§ **Brief**
Repeat the whole listing exactly as written.

____________

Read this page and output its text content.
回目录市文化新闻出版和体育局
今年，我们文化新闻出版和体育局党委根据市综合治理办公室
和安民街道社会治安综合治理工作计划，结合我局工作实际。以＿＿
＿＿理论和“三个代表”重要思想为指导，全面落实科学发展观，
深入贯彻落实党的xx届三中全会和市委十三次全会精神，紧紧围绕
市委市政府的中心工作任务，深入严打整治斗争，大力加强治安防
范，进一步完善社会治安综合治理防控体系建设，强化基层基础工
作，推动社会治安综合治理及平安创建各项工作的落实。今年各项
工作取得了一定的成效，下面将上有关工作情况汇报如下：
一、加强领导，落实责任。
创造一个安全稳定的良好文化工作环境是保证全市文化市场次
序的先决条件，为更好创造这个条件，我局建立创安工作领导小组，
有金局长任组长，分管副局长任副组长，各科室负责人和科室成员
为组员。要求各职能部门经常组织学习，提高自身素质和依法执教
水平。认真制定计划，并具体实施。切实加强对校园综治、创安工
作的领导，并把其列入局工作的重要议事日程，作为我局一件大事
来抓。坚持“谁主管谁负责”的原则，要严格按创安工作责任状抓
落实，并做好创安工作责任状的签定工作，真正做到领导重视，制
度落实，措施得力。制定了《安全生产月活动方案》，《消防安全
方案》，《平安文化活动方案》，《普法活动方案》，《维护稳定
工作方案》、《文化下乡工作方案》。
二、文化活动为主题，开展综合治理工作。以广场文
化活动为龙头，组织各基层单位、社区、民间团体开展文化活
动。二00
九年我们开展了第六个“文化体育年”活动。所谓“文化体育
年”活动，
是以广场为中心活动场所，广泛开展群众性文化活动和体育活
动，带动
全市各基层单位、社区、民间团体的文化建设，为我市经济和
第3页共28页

____________

§ **Correct output**
Read this page and output its text content.
回目录市文化新闻出版和体育局
今年，我们文化新闻出版和体育局党委根据市综合治理办公室
和安民街道社会治安综合治理工作计划，结合我局工作实际。以＿＿
＿＿理论和“三个代表”重要思想为指导，全面落实科学发展观，
深入贯彻落实党的xx届三中全会和市委十三次全会精神，紧紧围绕
市委市政府的中心工作任务，深入严打整治斗争，大力加强治安防
范，进一步完善社会治安综合治理防控体系建设，强化基层基础工
作，推动社会治安综合治理及平安创建各项工作的落实。今年各项
工作取得了一定的成效，下面将上有关工作情况汇报如下：
一、加强领导，落实责任。
创造一个安全稳定的良好文化工作环境是保证全市文化市场次
序的先决条件，为更好创造这个条件，我局建立创安工作领导小组，
有金局长任组长，分管副局长任副组长，各科室负责人和科室成员
为组员。要求各职能部门经常组织学习，提高自身素质和依法执教
水平。认真制定计划，并具体实施。切实加强对校园综治、创安工
作的领导，并把其列入局工作的重要议事日程，作为我局一件大事
来抓。坚持“谁主管谁负责”的原则，要严格按创安工作责任状抓
落实，并做好创安工作责任状的签定工作，真正做到领导重视，制
度落实，措施得力。制定了《安全生产月活动方案》，《消防安全
方案》，《平安文化活动方案》，《普法活动方案》，《维护稳定
工作方案》、《文化下乡工作方案》。
二、文化活动为主题，开展综合治理工作。以广场文
化活动为龙头，组织各基层单位、社区、民间团体开展文化活
动。二00
九年我们开展了第六个“文化体育年”活动。所谓“文化体育
年”活动，
是以广场为中心活动场所，广泛开展群众性文化活动和体育活
动，带动
全市各基层单位、社区、民间团体的文化建设，为我市经济和
第3页共28页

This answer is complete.